PAGE TEXT:
[Start]

Holocaust survivor: Lawrence resident recalls concentration camps, losing family

Lou Frydman, about two thirds of the way to the right, in the middle row and wearing a white coat, stands out in a group photograph made after World War II's end in Heidelberg, Germany. The picture was taken at a children's school Frydman attended for nine months in Germany following the war.

Lou Frydman, 77, of Lawrence, is a Holocaust survivor. He was first put into a concentration camp on April 28, 1943, at age 12.

“I survived three ghettos, nine concentration camps and three death marches,” says Holocaust survivor Lou Frydman, 77. “My (older) brother Abraham and I are the only survivors of a family which once numbered over 40 individuals.”

When Germany invaded his native Poland in 1939, Frydman’s family was forced from its Lodz apartment into a series of ghettos until finally captured with 400 others during the Warsaw Uprising.

“My concentration camp experiences began on April 28, 1943, when I was 12,” Frydman says. “As we emerged from the bunker where we’d been hiding, the Nazis removed our belongings. All the men, including my father and uncles, were led away and executed nearby. The rest of us were marched through the burning ghetto to the train for a five-hour journey to Majdanek, a deadly concentration camp in eastern Poland.”

Two days later, a camp announcement called for all expert male metal workers to step forward.

[End]

Region annotation records:
[Start]

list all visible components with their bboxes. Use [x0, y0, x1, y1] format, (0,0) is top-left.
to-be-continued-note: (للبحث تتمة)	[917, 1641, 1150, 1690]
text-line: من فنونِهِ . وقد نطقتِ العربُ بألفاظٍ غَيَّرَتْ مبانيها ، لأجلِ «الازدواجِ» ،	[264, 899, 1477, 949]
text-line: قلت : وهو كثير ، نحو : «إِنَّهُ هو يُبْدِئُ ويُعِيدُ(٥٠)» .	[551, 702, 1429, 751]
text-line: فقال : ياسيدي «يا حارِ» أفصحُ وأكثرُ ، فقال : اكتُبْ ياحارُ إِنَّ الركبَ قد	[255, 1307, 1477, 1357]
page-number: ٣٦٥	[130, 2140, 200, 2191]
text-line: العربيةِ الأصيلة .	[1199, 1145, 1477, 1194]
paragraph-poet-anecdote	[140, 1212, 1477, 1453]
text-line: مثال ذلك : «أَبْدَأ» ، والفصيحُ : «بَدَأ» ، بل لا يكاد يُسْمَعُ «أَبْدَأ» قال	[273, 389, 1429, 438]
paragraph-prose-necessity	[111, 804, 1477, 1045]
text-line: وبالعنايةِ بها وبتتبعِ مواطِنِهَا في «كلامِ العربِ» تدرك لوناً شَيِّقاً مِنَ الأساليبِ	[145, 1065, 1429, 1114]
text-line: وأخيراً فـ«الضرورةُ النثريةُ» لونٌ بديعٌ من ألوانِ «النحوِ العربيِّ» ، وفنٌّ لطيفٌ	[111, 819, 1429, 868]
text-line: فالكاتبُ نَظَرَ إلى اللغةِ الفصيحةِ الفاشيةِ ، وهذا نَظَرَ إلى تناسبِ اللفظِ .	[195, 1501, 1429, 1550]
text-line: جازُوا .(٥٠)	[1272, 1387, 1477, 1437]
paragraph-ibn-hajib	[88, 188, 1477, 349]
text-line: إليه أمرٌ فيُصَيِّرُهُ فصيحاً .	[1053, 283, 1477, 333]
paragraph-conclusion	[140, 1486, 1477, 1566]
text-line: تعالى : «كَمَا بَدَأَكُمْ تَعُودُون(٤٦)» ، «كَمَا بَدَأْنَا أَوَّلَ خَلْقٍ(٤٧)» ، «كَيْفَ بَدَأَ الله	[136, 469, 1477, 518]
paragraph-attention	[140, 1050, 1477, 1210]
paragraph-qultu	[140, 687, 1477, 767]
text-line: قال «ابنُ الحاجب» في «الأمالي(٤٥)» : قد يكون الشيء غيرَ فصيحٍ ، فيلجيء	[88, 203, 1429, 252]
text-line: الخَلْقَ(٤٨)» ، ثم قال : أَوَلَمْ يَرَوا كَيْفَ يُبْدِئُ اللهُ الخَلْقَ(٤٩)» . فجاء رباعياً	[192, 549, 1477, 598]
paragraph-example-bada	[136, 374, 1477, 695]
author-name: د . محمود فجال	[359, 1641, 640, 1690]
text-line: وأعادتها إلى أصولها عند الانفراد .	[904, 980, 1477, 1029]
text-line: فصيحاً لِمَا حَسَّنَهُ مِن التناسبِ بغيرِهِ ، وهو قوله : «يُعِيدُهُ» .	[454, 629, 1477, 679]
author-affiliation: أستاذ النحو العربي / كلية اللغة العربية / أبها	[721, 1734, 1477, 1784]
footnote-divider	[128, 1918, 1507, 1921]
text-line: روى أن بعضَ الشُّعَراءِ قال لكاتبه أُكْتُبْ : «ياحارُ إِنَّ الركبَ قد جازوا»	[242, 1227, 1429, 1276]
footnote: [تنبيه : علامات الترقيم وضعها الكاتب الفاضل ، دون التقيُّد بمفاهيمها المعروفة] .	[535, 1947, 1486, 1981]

[End]

From the article about the Holocaust survivor, reproduce word for word the passage starting with "When Germany invaded" and going on through "the Warsaw Uprising.".

When Germany invaded his native Poland in 1939, Frydman’s family was forced from its Lodz apartment into a series of ghettos until finally captured with 400 others during the Warsaw Uprising.